Items from a dataset:
********
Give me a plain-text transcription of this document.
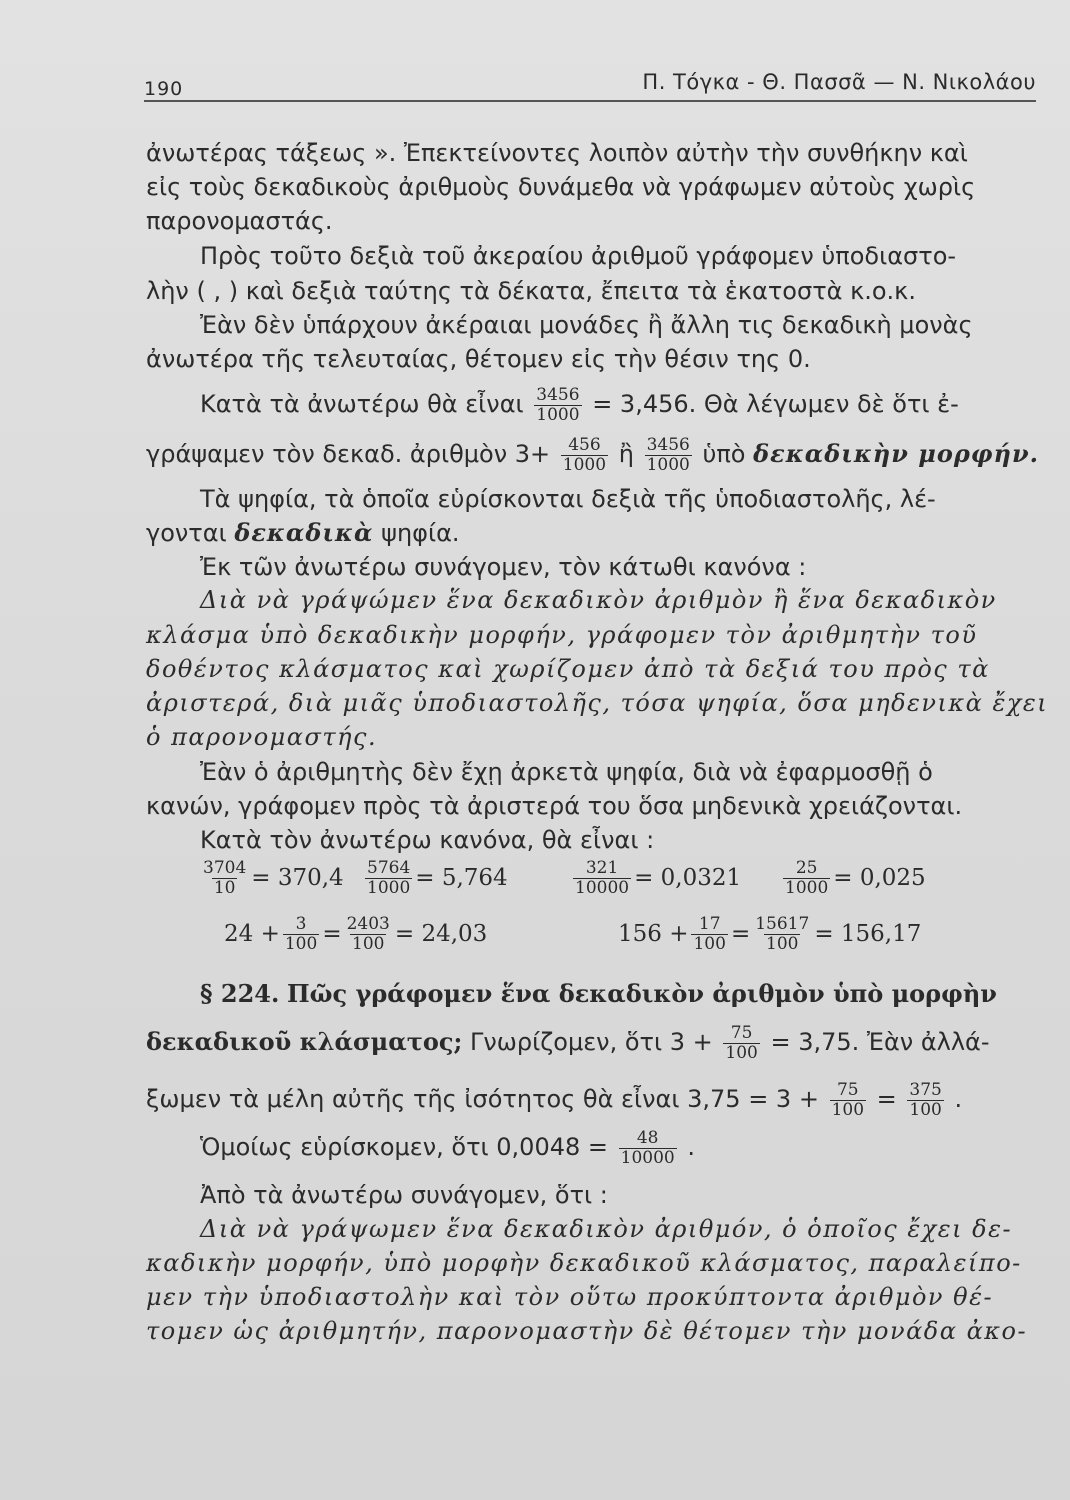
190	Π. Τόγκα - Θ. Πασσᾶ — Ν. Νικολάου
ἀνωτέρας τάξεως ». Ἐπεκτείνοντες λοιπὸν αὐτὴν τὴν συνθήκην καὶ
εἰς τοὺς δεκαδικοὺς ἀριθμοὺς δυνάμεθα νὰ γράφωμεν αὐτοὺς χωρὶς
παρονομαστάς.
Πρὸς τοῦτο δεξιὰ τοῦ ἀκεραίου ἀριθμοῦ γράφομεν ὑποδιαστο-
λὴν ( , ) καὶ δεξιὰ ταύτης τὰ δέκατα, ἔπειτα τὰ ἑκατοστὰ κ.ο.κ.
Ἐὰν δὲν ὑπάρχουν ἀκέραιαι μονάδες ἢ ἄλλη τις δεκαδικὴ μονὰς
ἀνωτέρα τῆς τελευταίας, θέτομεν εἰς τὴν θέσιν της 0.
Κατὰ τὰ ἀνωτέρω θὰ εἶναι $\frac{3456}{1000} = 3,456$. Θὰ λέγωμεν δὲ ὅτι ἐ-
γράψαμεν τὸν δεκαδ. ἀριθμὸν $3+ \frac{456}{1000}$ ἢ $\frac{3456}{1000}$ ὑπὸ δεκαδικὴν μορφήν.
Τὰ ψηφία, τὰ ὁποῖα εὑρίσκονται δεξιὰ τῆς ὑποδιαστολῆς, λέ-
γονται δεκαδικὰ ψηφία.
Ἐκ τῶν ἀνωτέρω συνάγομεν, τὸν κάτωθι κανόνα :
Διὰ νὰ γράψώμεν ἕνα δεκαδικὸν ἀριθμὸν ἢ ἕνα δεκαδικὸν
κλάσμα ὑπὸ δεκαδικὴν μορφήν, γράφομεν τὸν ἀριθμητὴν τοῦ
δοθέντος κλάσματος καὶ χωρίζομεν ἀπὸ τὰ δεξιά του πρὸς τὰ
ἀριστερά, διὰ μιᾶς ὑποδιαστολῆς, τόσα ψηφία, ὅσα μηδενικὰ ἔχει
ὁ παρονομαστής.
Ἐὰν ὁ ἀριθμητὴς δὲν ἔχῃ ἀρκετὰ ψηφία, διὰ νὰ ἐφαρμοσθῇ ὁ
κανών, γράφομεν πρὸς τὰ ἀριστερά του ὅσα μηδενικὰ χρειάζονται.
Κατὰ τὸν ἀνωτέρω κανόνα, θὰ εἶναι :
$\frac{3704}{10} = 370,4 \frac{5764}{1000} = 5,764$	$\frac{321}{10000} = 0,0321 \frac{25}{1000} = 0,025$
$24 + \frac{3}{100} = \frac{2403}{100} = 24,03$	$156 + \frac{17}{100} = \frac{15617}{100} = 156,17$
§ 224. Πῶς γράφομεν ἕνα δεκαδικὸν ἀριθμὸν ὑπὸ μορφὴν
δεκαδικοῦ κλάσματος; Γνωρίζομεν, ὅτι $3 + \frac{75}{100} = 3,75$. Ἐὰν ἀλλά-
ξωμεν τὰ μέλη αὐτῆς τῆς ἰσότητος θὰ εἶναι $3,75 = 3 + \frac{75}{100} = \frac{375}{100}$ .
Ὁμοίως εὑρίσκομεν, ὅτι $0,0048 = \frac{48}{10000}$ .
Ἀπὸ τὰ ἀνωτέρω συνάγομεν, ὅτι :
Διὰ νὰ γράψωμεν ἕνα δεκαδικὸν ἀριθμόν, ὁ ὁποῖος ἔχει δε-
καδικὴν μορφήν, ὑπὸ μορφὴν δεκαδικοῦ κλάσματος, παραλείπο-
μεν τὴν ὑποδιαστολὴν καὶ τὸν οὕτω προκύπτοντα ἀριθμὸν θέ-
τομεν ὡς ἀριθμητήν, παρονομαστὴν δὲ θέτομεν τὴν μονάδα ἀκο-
********
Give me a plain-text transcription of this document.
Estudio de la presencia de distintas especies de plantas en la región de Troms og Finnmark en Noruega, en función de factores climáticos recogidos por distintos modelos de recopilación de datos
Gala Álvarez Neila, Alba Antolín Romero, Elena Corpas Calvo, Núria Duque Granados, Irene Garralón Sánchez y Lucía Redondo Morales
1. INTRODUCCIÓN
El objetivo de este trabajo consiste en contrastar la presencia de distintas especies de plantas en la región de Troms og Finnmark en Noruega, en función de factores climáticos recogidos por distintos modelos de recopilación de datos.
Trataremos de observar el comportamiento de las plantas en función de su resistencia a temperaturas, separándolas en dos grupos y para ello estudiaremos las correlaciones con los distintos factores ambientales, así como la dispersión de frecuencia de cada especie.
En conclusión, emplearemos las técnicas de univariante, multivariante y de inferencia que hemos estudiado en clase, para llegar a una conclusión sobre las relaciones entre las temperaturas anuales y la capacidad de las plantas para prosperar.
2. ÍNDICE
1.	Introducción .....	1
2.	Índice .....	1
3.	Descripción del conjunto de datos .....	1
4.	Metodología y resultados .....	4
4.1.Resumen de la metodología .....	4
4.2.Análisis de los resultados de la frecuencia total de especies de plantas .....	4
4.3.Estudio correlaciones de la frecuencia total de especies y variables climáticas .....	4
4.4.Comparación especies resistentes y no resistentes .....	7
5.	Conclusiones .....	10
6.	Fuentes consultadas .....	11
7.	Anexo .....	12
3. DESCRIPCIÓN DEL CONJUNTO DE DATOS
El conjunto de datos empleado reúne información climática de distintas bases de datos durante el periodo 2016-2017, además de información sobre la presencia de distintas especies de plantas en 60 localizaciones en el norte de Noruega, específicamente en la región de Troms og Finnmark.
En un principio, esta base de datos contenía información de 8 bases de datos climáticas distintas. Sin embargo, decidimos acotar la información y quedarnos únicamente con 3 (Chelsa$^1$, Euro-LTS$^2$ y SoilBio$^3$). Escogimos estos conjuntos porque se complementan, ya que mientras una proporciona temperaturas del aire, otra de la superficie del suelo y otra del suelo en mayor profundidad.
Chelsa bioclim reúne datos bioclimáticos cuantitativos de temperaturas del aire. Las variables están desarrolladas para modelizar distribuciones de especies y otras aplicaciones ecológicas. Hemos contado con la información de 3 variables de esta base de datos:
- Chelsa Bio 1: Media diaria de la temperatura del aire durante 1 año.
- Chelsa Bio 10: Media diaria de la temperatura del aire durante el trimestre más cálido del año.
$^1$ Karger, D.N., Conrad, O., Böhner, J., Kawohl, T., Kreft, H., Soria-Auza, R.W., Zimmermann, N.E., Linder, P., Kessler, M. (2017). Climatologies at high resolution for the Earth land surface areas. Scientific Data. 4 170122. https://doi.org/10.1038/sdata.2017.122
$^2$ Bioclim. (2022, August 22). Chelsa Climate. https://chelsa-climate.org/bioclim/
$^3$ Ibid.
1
********
• _WHAT TO DO_:
State how many lines of the data include the word "reúne", with nothing else.

• _FINAL RESULT_:
2